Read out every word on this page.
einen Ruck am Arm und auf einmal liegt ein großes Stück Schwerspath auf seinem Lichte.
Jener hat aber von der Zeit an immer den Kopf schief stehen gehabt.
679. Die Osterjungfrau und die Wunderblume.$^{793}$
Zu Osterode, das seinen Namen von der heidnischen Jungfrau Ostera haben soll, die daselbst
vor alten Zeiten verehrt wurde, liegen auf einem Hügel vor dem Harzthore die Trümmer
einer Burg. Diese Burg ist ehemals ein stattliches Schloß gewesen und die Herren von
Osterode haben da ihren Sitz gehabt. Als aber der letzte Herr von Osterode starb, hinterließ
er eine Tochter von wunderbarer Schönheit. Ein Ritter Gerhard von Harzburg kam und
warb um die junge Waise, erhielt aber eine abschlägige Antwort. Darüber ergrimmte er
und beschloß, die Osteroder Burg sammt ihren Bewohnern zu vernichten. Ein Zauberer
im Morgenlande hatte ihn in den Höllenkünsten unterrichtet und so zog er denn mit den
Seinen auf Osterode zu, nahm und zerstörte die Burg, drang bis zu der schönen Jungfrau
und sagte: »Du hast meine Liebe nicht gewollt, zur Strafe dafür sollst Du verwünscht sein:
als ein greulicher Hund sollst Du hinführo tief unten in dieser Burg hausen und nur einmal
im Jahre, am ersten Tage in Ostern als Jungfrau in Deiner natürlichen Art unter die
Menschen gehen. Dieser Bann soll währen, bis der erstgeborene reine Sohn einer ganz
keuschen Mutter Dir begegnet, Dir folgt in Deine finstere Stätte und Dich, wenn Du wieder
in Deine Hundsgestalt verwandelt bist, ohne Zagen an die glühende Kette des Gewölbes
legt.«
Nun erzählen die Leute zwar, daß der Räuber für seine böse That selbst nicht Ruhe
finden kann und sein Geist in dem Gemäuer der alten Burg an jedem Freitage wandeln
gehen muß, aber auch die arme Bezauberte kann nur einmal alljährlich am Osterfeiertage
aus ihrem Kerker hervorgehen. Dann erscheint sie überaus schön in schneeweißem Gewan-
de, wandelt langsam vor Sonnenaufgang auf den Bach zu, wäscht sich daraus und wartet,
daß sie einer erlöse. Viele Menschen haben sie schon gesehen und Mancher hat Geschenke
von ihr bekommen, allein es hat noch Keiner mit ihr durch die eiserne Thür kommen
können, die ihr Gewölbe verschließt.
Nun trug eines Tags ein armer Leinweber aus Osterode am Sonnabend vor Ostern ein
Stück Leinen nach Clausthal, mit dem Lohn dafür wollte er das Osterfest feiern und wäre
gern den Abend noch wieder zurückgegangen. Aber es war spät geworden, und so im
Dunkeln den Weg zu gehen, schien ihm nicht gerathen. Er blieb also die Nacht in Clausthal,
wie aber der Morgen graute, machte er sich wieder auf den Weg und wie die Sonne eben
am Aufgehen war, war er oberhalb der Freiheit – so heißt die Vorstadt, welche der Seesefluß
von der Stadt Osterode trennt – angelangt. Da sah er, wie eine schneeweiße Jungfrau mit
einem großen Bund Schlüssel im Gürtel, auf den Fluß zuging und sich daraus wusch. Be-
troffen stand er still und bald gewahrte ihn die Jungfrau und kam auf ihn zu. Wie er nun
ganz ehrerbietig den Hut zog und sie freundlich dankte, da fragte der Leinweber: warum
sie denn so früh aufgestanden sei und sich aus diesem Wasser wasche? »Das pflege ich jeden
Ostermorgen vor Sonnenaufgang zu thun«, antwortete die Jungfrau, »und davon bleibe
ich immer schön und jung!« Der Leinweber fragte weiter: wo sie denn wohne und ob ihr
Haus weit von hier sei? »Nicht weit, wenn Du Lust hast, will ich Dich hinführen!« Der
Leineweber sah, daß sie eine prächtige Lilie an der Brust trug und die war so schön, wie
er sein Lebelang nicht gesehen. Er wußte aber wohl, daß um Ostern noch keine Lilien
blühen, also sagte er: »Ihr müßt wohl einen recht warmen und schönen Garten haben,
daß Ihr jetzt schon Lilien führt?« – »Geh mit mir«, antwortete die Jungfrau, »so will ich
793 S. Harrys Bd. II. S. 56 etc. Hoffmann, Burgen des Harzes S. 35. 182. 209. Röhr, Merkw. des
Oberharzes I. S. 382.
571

---+---

_The request_: Go through the records and show every line with the string "gehabt" in it.

_Result of this exercise_:
Jener hat aber von der Zeit an immer den Kopf schief stehen gehabt.
Osterode haben da ihren Sitz gehabt. Als aber der letzte Herr von Osterode starb, hinterließ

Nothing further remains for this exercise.